- **Your instructions**: Pick out the lines below with "filled" and list them.

- **Extracted information**:
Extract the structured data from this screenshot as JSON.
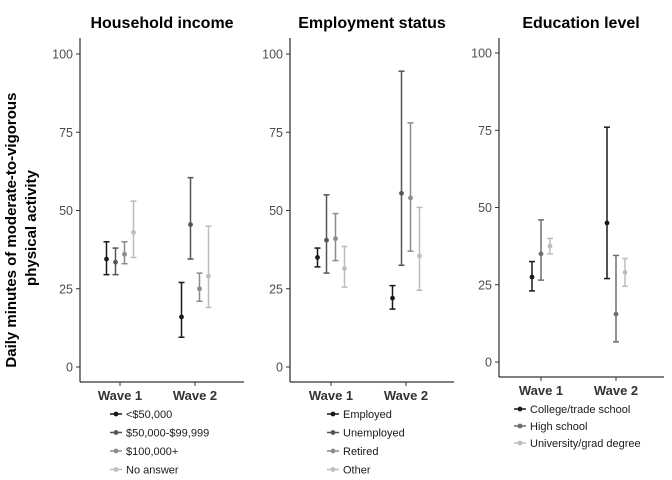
{
  "figure": {
    "ylabel": "Daily minutes of moderate-to-vigorous physical activity",
    "ylabel_lines": [
      "Daily minutes of moderate-to-vigorous",
      "physical activity"
    ]
  },
  "chart_data": [
    {
      "type": "errorbar",
      "title": "Household income",
      "categories": [
        "Wave 1",
        "Wave 2"
      ],
      "ylim": [
        0,
        100
      ],
      "yticks": [
        0,
        25,
        50,
        75,
        100
      ],
      "legend_position": "bottom",
      "series": [
        {
          "name": "<$50,000",
          "color": "#1a1a1a",
          "points": [
            {
              "x": "Wave 1",
              "y": 34.5,
              "lo": 29.5,
              "hi": 40
            },
            {
              "x": "Wave 2",
              "y": 16,
              "lo": 9.5,
              "hi": 27
            }
          ]
        },
        {
          "name": "$50,000-$99,999",
          "color": "#555555",
          "points": [
            {
              "x": "Wave 1",
              "y": 33.5,
              "lo": 29.5,
              "hi": 38
            },
            {
              "x": "Wave 2",
              "y": 45.5,
              "lo": 34.5,
              "hi": 60.5
            }
          ]
        },
        {
          "name": "$100,000+",
          "color": "#8c8c8c",
          "points": [
            {
              "x": "Wave 1",
              "y": 36,
              "lo": 33,
              "hi": 40
            },
            {
              "x": "Wave 2",
              "y": 25,
              "lo": 21,
              "hi": 30
            }
          ]
        },
        {
          "name": "No answer",
          "color": "#bdbdbd",
          "points": [
            {
              "x": "Wave 1",
              "y": 43,
              "lo": 35,
              "hi": 53
            },
            {
              "x": "Wave 2",
              "y": 29,
              "lo": 19,
              "hi": 45
            }
          ]
        }
      ]
    },
    {
      "type": "errorbar",
      "title": "Employment status",
      "categories": [
        "Wave 1",
        "Wave 2"
      ],
      "ylim": [
        0,
        100
      ],
      "yticks": [
        0,
        25,
        50,
        75,
        100
      ],
      "legend_position": "bottom",
      "series": [
        {
          "name": "Employed",
          "color": "#1a1a1a",
          "points": [
            {
              "x": "Wave 1",
              "y": 35,
              "lo": 32,
              "hi": 38
            },
            {
              "x": "Wave 2",
              "y": 22,
              "lo": 18.5,
              "hi": 26
            }
          ]
        },
        {
          "name": "Unemployed",
          "color": "#555555",
          "points": [
            {
              "x": "Wave 1",
              "y": 40.5,
              "lo": 30,
              "hi": 55
            },
            {
              "x": "Wave 2",
              "y": 55.5,
              "lo": 32.5,
              "hi": 94.5
            }
          ]
        },
        {
          "name": "Retired",
          "color": "#8c8c8c",
          "points": [
            {
              "x": "Wave 1",
              "y": 41,
              "lo": 34,
              "hi": 49
            },
            {
              "x": "Wave 2",
              "y": 54,
              "lo": 37,
              "hi": 78
            }
          ]
        },
        {
          "name": "Other",
          "color": "#bdbdbd",
          "points": [
            {
              "x": "Wave 1",
              "y": 31.5,
              "lo": 25.5,
              "hi": 38.5
            },
            {
              "x": "Wave 2",
              "y": 35.5,
              "lo": 24.5,
              "hi": 51
            }
          ]
        }
      ]
    },
    {
      "type": "errorbar",
      "title": "Education level",
      "categories": [
        "Wave 1",
        "Wave 2"
      ],
      "ylim": [
        0,
        100
      ],
      "yticks": [
        0,
        25,
        50,
        75,
        100
      ],
      "legend_position": "bottom",
      "series": [
        {
          "name": "College/trade school",
          "color": "#1a1a1a",
          "points": [
            {
              "x": "Wave 1",
              "y": 27.5,
              "lo": 23,
              "hi": 32.5
            },
            {
              "x": "Wave 2",
              "y": 45,
              "lo": 27,
              "hi": 76
            }
          ]
        },
        {
          "name": "High school",
          "color": "#6e6e6e",
          "points": [
            {
              "x": "Wave 1",
              "y": 35,
              "lo": 26.5,
              "hi": 46
            },
            {
              "x": "Wave 2",
              "y": 15.5,
              "lo": 6.5,
              "hi": 34.5
            }
          ]
        },
        {
          "name": "University/grad degree",
          "color": "#bdbdbd",
          "points": [
            {
              "x": "Wave 1",
              "y": 37.5,
              "lo": 35,
              "hi": 40
            },
            {
              "x": "Wave 2",
              "y": 29,
              "lo": 24.5,
              "hi": 33.5
            }
          ]
        }
      ]
    }
  ]
}
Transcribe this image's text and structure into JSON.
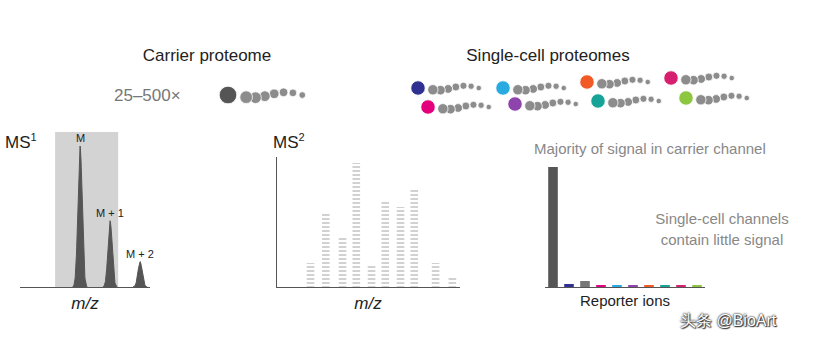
{
  "diagram": {
    "carrier": {
      "title": "Carrier proteome",
      "amount": "25–500×"
    },
    "single_cell": {
      "title": "Single-cell proteomes",
      "colors": [
        "#2e3192",
        "#29abe2",
        "#f15a24",
        "#d6206f",
        "#e4007c",
        "#8e44ad",
        "#17a398",
        "#8dc63f"
      ]
    },
    "watermark": "头条 @BioArt"
  },
  "chart_data": [
    {
      "type": "area",
      "title": {
        "text": "MS",
        "sup": "1"
      },
      "x_label": "m/z",
      "peaks": [
        {
          "label": "M",
          "x": 0,
          "value": 100
        },
        {
          "label": "M + 1",
          "x": 1,
          "value": 47
        },
        {
          "label": "M + 2",
          "x": 2,
          "value": 18
        }
      ],
      "highlight": [
        -0.83,
        1.27
      ],
      "xlim": [
        -2,
        2.33
      ],
      "ylim": [
        0,
        110
      ],
      "tick_labels": false,
      "color": "#555555"
    },
    {
      "type": "bar",
      "title": {
        "text": "MS",
        "sup": "2"
      },
      "x_label": "m/z",
      "x": [
        2.2,
        3.2,
        4.3,
        5.2,
        6.2,
        7.1,
        8.1,
        9.0,
        10.4,
        11.5
      ],
      "values": [
        24,
        75,
        49,
        124,
        21,
        87,
        80,
        97,
        24,
        11
      ],
      "xlim": [
        0,
        12
      ],
      "ylim": [
        0,
        130
      ],
      "tick_labels": false,
      "color": "#555555"
    },
    {
      "type": "bar",
      "x_label": "Reporter ions",
      "categories": [
        null,
        null,
        null,
        null,
        null,
        null,
        null,
        null,
        null,
        null
      ],
      "values": [
        120,
        3,
        6,
        2,
        2,
        2,
        2,
        2,
        2,
        2
      ],
      "colors": [
        "#555555",
        "#2e3192",
        "#777777",
        "#e4007c",
        "#29abe2",
        "#8e44ad",
        "#f15a24",
        "#17a398",
        "#d6206f",
        "#8dc63f"
      ],
      "ylim": [
        0,
        130
      ],
      "tick_labels": false,
      "annotations": [
        "Majority of signal in carrier channel",
        "Single-cell channels\ncontain little signal"
      ]
    }
  ]
}
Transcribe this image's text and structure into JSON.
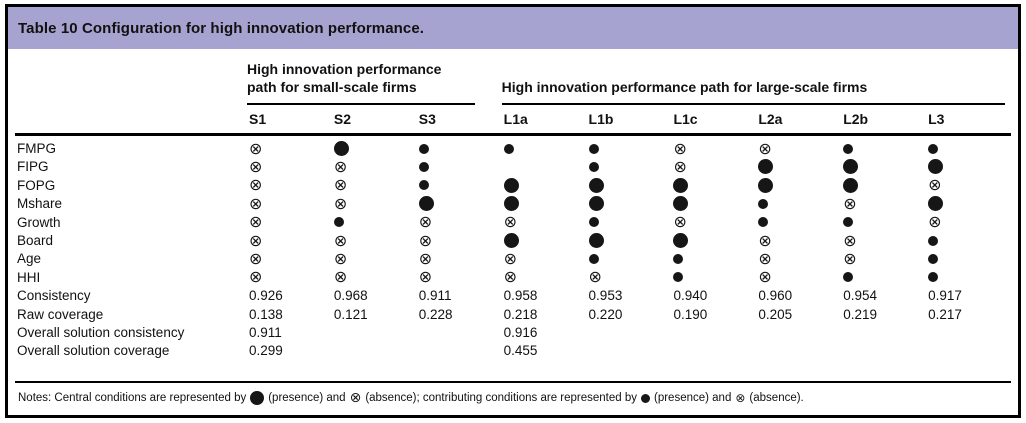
{
  "title": "Table 10 Configuration for high innovation performance.",
  "groups": [
    {
      "label": "High innovation performance path for small-scale firms",
      "columns": [
        "S1",
        "S2",
        "S3"
      ]
    },
    {
      "label": "High innovation performance path for large-scale firms",
      "columns": [
        "L1a",
        "L1b",
        "L1c",
        "L2a",
        "L2b",
        "L3"
      ]
    }
  ],
  "columns": [
    "S1",
    "S2",
    "S3",
    "L1a",
    "L1b",
    "L1c",
    "L2a",
    "L2b",
    "L3"
  ],
  "symbols": {
    "absence_glyph": "⊗",
    "legend": {
      "CP": "central-condition-presence-large-filled-circle",
      "p": "contributing-condition-presence-small-filled-circle",
      "a": "absence-circled-times",
      "": "blank"
    }
  },
  "rows": [
    {
      "label": "FMPG",
      "cells": [
        "a",
        "CP",
        "p",
        "p",
        "p",
        "a",
        "a",
        "p",
        "p"
      ]
    },
    {
      "label": "FIPG",
      "cells": [
        "a",
        "a",
        "p",
        "",
        "p",
        "a",
        "CP",
        "CP",
        "CP"
      ]
    },
    {
      "label": "FOPG",
      "cells": [
        "a",
        "a",
        "p",
        "CP",
        "CP",
        "CP",
        "CP",
        "CP",
        "a"
      ]
    },
    {
      "label": "Mshare",
      "cells": [
        "a",
        "a",
        "CP",
        "CP",
        "CP",
        "CP",
        "p",
        "a",
        "CP"
      ]
    },
    {
      "label": "Growth",
      "cells": [
        "a",
        "p",
        "a",
        "a",
        "p",
        "a",
        "p",
        "p",
        "a"
      ]
    },
    {
      "label": "Board",
      "cells": [
        "a",
        "a",
        "a",
        "CP",
        "CP",
        "CP",
        "a",
        "a",
        "p"
      ]
    },
    {
      "label": "Age",
      "cells": [
        "a",
        "a",
        "a",
        "a",
        "p",
        "p",
        "a",
        "a",
        "p"
      ]
    },
    {
      "label": "HHI",
      "cells": [
        "a",
        "a",
        "a",
        "a",
        "a",
        "p",
        "a",
        "p",
        "p"
      ]
    },
    {
      "label": "Consistency",
      "cells": [
        "0.926",
        "0.968",
        "0.911",
        "0.958",
        "0.953",
        "0.940",
        "0.960",
        "0.954",
        "0.917"
      ]
    },
    {
      "label": "Raw coverage",
      "cells": [
        "0.138",
        "0.121",
        "0.228",
        "0.218",
        "0.220",
        "0.190",
        "0.205",
        "0.219",
        "0.217"
      ]
    },
    {
      "label": "Overall solution consistency",
      "cells": [
        "0.911",
        "",
        "",
        "0.916",
        "",
        "",
        "",
        "",
        ""
      ]
    },
    {
      "label": "Overall solution coverage",
      "cells": [
        "0.299",
        "",
        "",
        "0.455",
        "",
        "",
        "",
        "",
        ""
      ]
    }
  ],
  "notes": {
    "part1": "Notes: Central conditions are represented by",
    "part2": "(presence) and",
    "part3": "(absence); contributing conditions are represented by",
    "part4": "(presence) and",
    "part5": "(absence)."
  }
}
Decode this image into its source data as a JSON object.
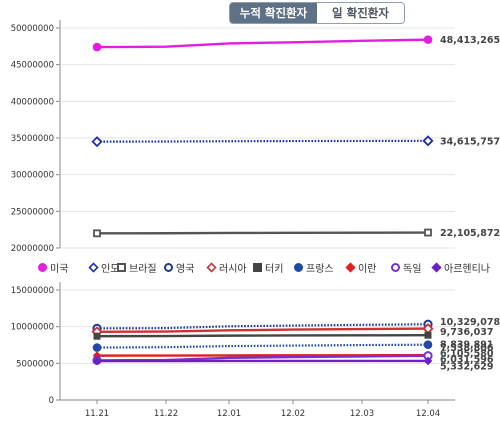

- **Written response**:
      "CP": "central-condition-presence-large-filled-circle",
      "p": "contributing-condition-presence-small-filled-circle",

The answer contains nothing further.